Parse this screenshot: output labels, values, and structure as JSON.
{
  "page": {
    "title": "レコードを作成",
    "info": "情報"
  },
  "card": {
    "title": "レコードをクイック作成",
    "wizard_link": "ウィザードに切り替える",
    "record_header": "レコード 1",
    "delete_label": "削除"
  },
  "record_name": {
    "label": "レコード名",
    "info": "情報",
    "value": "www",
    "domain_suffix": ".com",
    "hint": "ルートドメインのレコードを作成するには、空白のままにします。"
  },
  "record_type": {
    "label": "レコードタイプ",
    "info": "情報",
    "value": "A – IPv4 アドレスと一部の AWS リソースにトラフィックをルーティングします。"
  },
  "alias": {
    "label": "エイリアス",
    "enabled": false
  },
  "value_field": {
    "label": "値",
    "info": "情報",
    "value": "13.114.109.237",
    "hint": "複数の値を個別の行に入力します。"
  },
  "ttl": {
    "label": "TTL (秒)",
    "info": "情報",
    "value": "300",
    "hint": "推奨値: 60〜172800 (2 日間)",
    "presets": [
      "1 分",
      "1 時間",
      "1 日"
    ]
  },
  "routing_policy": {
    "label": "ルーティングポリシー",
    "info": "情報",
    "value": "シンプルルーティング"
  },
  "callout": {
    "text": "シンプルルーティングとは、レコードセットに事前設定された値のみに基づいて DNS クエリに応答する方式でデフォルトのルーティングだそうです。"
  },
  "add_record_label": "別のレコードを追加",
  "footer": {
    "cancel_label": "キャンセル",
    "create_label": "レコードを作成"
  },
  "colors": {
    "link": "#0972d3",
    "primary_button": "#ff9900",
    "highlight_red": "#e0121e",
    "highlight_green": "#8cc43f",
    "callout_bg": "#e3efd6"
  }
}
◇ ◇ ◇ ◇ ◇
### [STATED GOAL]
Word for word, write out the data.

### [TASK OUTPUT]
Parse this screenshot: output labels, values, and structure as JSON.
{
  "page": {
    "title": "レコードを作成",
    "info": "情報"
  },
  "card": {
    "title": "レコードをクイック作成",
    "wizard_link": "ウィザードに切り替える",
    "record_header": "レコード 1",
    "delete_label": "削除"
  },
  "record_name": {
    "label": "レコード名",
    "info": "情報",
    "value": "www",
    "domain_suffix": ".com",
    "hint": "ルートドメインのレコードを作成するには、空白のままにします。"
  },
  "record_type": {
    "label": "レコードタイプ",
    "info": "情報",
    "value": "A – IPv4 アドレスと一部の AWS リソースにトラフィックをルーティングします。"
  },
  "alias": {
    "label": "エイリアス",
    "enabled": false
  },
  "value_field": {
    "label": "値",
    "info": "情報",
    "value": "13.114.109.237",
    "hint": "複数の値を個別の行に入力します。"
  },
  "ttl": {
    "label": "TTL (秒)",
    "info": "情報",
    "value": "300",
    "hint": "推奨値: 60〜172800 (2 日間)",
    "presets": [
      "1 分",
      "1 時間",
      "1 日"
    ]
  },
  "routing_policy": {
    "label": "ルーティングポリシー",
    "info": "情報",
    "value": "シンプルルーティング"
  },
  "callout": {
    "text": "シンプルルーティングとは、レコードセットに事前設定された値のみに基づいて DNS クエリに応答する方式でデフォルトのルーティングだそうです。"
  },
  "add_record_label": "別のレコードを追加",
  "footer": {
    "cancel_label": "キャンセル",
    "create_label": "レコードを作成"
  },
  "colors": {
    "link": "#0972d3",
    "primary_button": "#ff9900",
    "highlight_red": "#e0121e",
    "highlight_green": "#8cc43f",
    "callout_bg": "#e3efd6"
  }
}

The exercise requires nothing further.